Directions for this task
Go through the data below and copy it exactly, skipping every picture.

BEGIN Information given

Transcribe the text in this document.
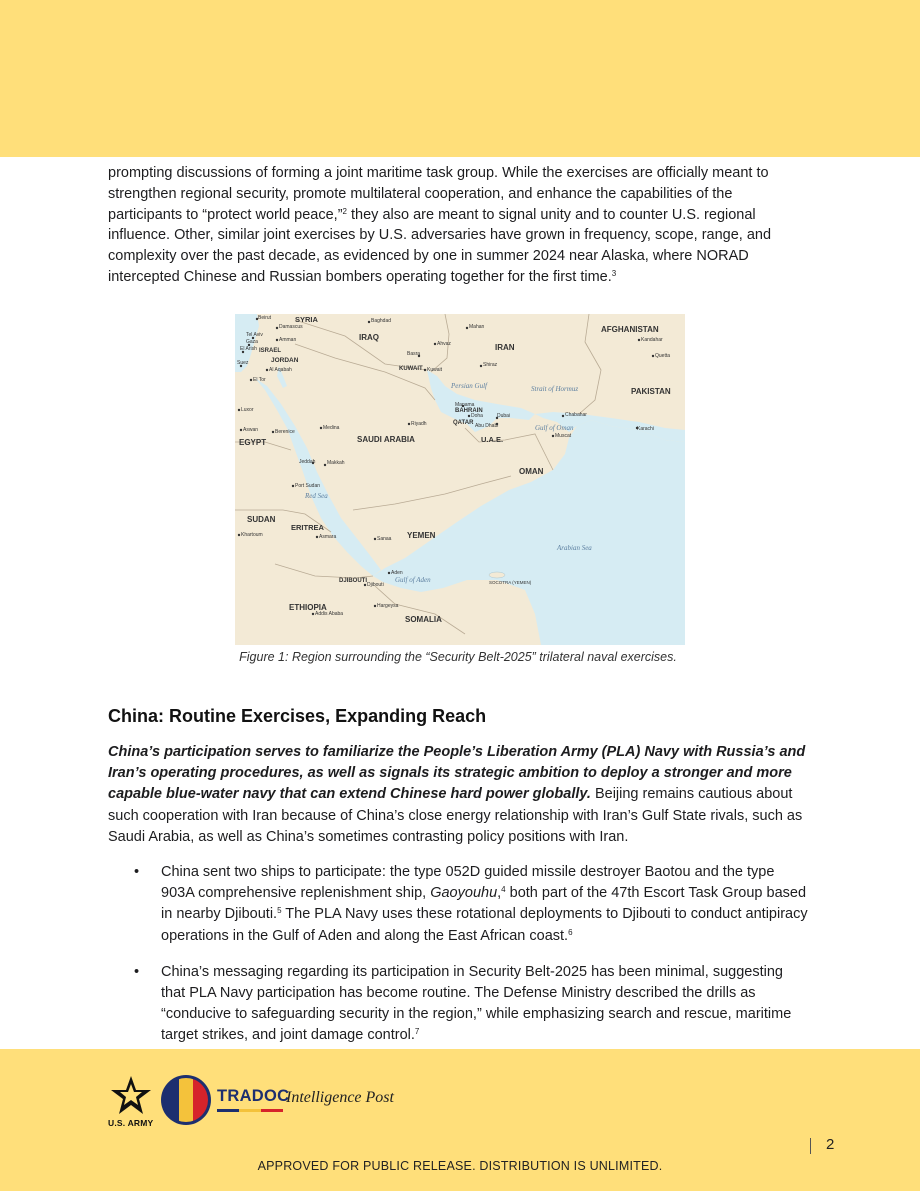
prompting discussions of forming a joint maritime task group. While the exercises are officially meant to strengthen regional security, promote multilateral cooperation, and enhance the capabilities of the participants to “protect world peace,”$^2$ they also are meant to signal unity and to counter U.S. regional influence. Other, similar joint exercises by U.S. adversaries have grown in frequency, scope, range, and complexity over the past decade, as evidenced by one in summer 2024 near Alaska, where NORAD intercepted Chinese and Russian bombers operating together for the first time.$^3$

SYRIA
IRAQ
IRAN
AFGHANISTAN
PAKISTAN
JORDAN
ISRAEL
KUWAIT
BAHRAIN
QATAR
U.A.E.
SAUDI ARABIA
OMAN
EGYPT
SUDAN
ERITREA
YEMEN
DJIBOUTI
ETHIOPIA
SOMALIA
SOCOTRA (YEMEN)
Persian Gulf	Strait of Hormuz
Gulf of Oman
Red Sea
Gulf of Aden
Arabian Sea
Beirut
Damascus
Tel Aviv
Gaza
El Arish
Amman
Suez
Al Aqabah
El Tor
Baghdad
Mahan
Ahvaz
Basra
Kuwait
Shiraz
Kandahar
Quetta
Manama
Doha	Dubai
Abu Dhabi
Chabahar
Karachi
Muscat
Luxor
Aswan	Berenice
Medina
Riyadh
Jeddah Makkah
Port Sudan
Khartoum	Asmara	Sanaa
Aden
Djibouti
Hargeysa
Addis Ababa
Figure 1: Region surrounding the “Security Belt-2025” trilateral naval exercises.
China: Routine Exercises, Expanding Reach
China’s participation serves to familiarize the People’s Liberation Army (PLA) Navy with Russia’s and Iran’s operating procedures, as well as signals its strategic ambition to deploy a stronger and more capable blue-water navy that can extend Chinese hard power globally. Beijing remains cautious about such cooperation with Iran because of China’s close energy relationship with Iran’s Gulf State rivals, such as Saudi Arabia, as well as China’s sometimes contrasting policy positions with Iran.
• China sent two ships to participate: the type 052D guided missile destroyer Baotou and the type 903A comprehensive replenishment ship, Gaoyouhu,$^4$ both part of the 47th Escort Task Group based in nearby Djibouti.$^5$ The PLA Navy uses these rotational deployments to Djibouti to conduct antipiracy operations in the Gulf of Aden and along the East African coast.$^6$
• China’s messaging regarding its participation in Security Belt-2025 has been minimal, suggesting that PLA Navy participation has become routine. The Defense Ministry described the drills as “conducive to safeguarding security in the region,” while emphasizing search and rescue, maritime target strikes, and joint damage control.$^7$
U.S. ARMY
TRADOC
Intelligence Post
2
APPROVED FOR PUBLIC RELEASE. DISTRIBUTION IS UNLIMITED.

END Information given

Full output
Transcribe the text in this document.
prompting discussions of forming a joint maritime task group. While the exercises are officially meant to strengthen regional security, promote multilateral cooperation, and enhance the capabilities of the participants to “protect world peace,”$^2$ they also are meant to signal unity and to counter U.S. regional influence. Other, similar joint exercises by U.S. adversaries have grown in frequency, scope, range, and complexity over the past decade, as evidenced by one in summer 2024 near Alaska, where NORAD intercepted Chinese and Russian bombers operating together for the first time.$^3$

SYRIA
IRAQ
IRAN
AFGHANISTAN
PAKISTAN
JORDAN
ISRAEL
KUWAIT
BAHRAIN
QATAR
U.A.E.
SAUDI ARABIA
OMAN
EGYPT
SUDAN
ERITREA
YEMEN
DJIBOUTI
ETHIOPIA
SOMALIA
SOCOTRA (YEMEN)
Persian Gulf	Strait of Hormuz
Gulf of Oman
Red Sea
Gulf of Aden
Arabian Sea
Beirut
Damascus
Tel Aviv
Gaza
El Arish
Amman
Suez
Al Aqabah
El Tor
Baghdad
Mahan
Ahvaz
Basra
Kuwait
Shiraz
Kandahar
Quetta
Manama
Doha	Dubai
Abu Dhabi
Chabahar
Karachi
Muscat
Luxor
Aswan	Berenice
Medina
Riyadh
Jeddah Makkah
Port Sudan
Khartoum	Asmara	Sanaa
Aden
Djibouti
Hargeysa
Addis Ababa
Figure 1: Region surrounding the “Security Belt-2025” trilateral naval exercises.
China: Routine Exercises, Expanding Reach
China’s participation serves to familiarize the People’s Liberation Army (PLA) Navy with Russia’s and Iran’s operating procedures, as well as signals its strategic ambition to deploy a stronger and more capable blue-water navy that can extend Chinese hard power globally. Beijing remains cautious about such cooperation with Iran because of China’s close energy relationship with Iran’s Gulf State rivals, such as Saudi Arabia, as well as China’s sometimes contrasting policy positions with Iran.
• China sent two ships to participate: the type 052D guided missile destroyer Baotou and the type 903A comprehensive replenishment ship, Gaoyouhu,$^4$ both part of the 47th Escort Task Group based in nearby Djibouti.$^5$ The PLA Navy uses these rotational deployments to Djibouti to conduct antipiracy operations in the Gulf of Aden and along the East African coast.$^6$
• China’s messaging regarding its participation in Security Belt-2025 has been minimal, suggesting that PLA Navy participation has become routine. The Defense Ministry described the drills as “conducive to safeguarding security in the region,” while emphasizing search and rescue, maritime target strikes, and joint damage control.$^7$
U.S. ARMY
TRADOC
Intelligence Post
2
APPROVED FOR PUBLIC RELEASE. DISTRIBUTION IS UNLIMITED.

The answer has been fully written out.